(Problem statement):
Write the records out again, keeping each line exactly as it is.

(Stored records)
----
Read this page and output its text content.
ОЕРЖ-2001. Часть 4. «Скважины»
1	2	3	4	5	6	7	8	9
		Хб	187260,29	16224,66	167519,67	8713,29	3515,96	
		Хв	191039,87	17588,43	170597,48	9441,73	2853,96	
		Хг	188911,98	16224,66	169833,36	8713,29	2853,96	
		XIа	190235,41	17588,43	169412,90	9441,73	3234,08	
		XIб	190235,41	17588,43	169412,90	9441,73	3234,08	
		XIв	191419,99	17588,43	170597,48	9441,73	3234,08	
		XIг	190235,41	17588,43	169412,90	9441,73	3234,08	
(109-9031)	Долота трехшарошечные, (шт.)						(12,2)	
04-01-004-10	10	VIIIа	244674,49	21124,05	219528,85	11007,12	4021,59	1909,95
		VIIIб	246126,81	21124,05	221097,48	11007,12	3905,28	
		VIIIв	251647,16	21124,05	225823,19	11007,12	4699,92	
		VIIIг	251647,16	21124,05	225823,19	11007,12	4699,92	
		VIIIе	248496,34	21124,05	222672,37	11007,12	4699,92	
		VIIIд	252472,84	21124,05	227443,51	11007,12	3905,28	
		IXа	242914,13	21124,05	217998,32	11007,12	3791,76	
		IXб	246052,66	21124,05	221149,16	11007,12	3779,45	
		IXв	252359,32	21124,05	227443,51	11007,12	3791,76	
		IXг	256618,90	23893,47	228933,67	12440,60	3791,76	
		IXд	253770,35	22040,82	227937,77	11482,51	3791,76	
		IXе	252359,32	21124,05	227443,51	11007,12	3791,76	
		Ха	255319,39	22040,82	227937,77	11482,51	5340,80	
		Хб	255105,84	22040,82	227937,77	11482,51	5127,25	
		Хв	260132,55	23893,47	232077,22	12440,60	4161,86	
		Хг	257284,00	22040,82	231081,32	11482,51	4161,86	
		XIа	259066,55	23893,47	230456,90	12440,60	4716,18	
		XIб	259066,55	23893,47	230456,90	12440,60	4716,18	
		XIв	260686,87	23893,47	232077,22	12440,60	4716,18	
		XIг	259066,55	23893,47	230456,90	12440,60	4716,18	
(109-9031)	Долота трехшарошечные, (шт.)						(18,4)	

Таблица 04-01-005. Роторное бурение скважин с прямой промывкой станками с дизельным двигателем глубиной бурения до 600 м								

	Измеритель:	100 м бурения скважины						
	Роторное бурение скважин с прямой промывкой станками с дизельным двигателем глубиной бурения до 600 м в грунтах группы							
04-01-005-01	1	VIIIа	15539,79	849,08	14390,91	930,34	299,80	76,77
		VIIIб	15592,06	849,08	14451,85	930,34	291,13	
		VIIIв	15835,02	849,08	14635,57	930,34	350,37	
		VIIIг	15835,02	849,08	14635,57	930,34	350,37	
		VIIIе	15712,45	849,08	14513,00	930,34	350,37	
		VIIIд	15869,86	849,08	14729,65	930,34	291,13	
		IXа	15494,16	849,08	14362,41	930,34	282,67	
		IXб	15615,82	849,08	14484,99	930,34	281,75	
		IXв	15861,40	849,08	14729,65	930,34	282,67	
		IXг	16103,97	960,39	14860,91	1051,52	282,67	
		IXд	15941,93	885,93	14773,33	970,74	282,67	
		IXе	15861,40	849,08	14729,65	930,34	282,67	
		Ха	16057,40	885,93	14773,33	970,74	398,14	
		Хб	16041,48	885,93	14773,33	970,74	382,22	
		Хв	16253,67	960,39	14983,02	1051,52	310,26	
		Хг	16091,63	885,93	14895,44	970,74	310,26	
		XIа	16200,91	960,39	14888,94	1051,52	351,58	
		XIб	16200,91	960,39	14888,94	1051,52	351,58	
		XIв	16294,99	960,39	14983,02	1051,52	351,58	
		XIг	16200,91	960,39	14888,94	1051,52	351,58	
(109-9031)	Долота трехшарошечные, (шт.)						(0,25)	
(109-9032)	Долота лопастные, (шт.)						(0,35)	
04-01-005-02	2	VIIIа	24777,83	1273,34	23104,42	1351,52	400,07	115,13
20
----
(Result for this task):
Read this page and output its text content.
ОЕРЖ-2001. Часть 4. «Скважины»
1	2	3	4	5	6	7	8	9
		Хб	187260,29	16224,66	167519,67	8713,29	3515,96	
		Хв	191039,87	17588,43	170597,48	9441,73	2853,96	
		Хг	188911,98	16224,66	169833,36	8713,29	2853,96	
		XIа	190235,41	17588,43	169412,90	9441,73	3234,08	
		XIб	190235,41	17588,43	169412,90	9441,73	3234,08	
		XIв	191419,99	17588,43	170597,48	9441,73	3234,08	
		XIг	190235,41	17588,43	169412,90	9441,73	3234,08	
(109-9031)	Долота трехшарошечные, (шт.)						(12,2)	
04-01-004-10	10	VIIIа	244674,49	21124,05	219528,85	11007,12	4021,59	1909,95
		VIIIб	246126,81	21124,05	221097,48	11007,12	3905,28	
		VIIIв	251647,16	21124,05	225823,19	11007,12	4699,92	
		VIIIг	251647,16	21124,05	225823,19	11007,12	4699,92	
		VIIIе	248496,34	21124,05	222672,37	11007,12	4699,92	
		VIIIд	252472,84	21124,05	227443,51	11007,12	3905,28	
		IXа	242914,13	21124,05	217998,32	11007,12	3791,76	
		IXб	246052,66	21124,05	221149,16	11007,12	3779,45	
		IXв	252359,32	21124,05	227443,51	11007,12	3791,76	
		IXг	256618,90	23893,47	228933,67	12440,60	3791,76	
		IXд	253770,35	22040,82	227937,77	11482,51	3791,76	
		IXе	252359,32	21124,05	227443,51	11007,12	3791,76	
		Ха	255319,39	22040,82	227937,77	11482,51	5340,80	
		Хб	255105,84	22040,82	227937,77	11482,51	5127,25	
		Хв	260132,55	23893,47	232077,22	12440,60	4161,86	
		Хг	257284,00	22040,82	231081,32	11482,51	4161,86	
		XIа	259066,55	23893,47	230456,90	12440,60	4716,18	
		XIб	259066,55	23893,47	230456,90	12440,60	4716,18	
		XIв	260686,87	23893,47	232077,22	12440,60	4716,18	
		XIг	259066,55	23893,47	230456,90	12440,60	4716,18	
(109-9031)	Долота трехшарошечные, (шт.)						(18,4)	

Таблица 04-01-005. Роторное бурение скважин с прямой промывкой станками с дизельным двигателем глубиной бурения до 600 м								

	Измеритель:	100 м бурения скважины						
	Роторное бурение скважин с прямой промывкой станками с дизельным двигателем глубиной бурения до 600 м в грунтах группы							
04-01-005-01	1	VIIIа	15539,79	849,08	14390,91	930,34	299,80	76,77
		VIIIб	15592,06	849,08	14451,85	930,34	291,13	
		VIIIв	15835,02	849,08	14635,57	930,34	350,37	
		VIIIг	15835,02	849,08	14635,57	930,34	350,37	
		VIIIе	15712,45	849,08	14513,00	930,34	350,37	
		VIIIд	15869,86	849,08	14729,65	930,34	291,13	
		IXа	15494,16	849,08	14362,41	930,34	282,67	
		IXб	15615,82	849,08	14484,99	930,34	281,75	
		IXв	15861,40	849,08	14729,65	930,34	282,67	
		IXг	16103,97	960,39	14860,91	1051,52	282,67	
		IXд	15941,93	885,93	14773,33	970,74	282,67	
		IXе	15861,40	849,08	14729,65	930,34	282,67	
		Ха	16057,40	885,93	14773,33	970,74	398,14	
		Хб	16041,48	885,93	14773,33	970,74	382,22	
		Хв	16253,67	960,39	14983,02	1051,52	310,26	
		Хг	16091,63	885,93	14895,44	970,74	310,26	
		XIа	16200,91	960,39	14888,94	1051,52	351,58	
		XIб	16200,91	960,39	14888,94	1051,52	351,58	
		XIв	16294,99	960,39	14983,02	1051,52	351,58	
		XIг	16200,91	960,39	14888,94	1051,52	351,58	
(109-9031)	Долота трехшарошечные, (шт.)						(0,25)	
(109-9032)	Долота лопастные, (шт.)						(0,35)	
04-01-005-02	2	VIIIа	24777,83	1273,34	23104,42	1351,52	400,07	115,13
20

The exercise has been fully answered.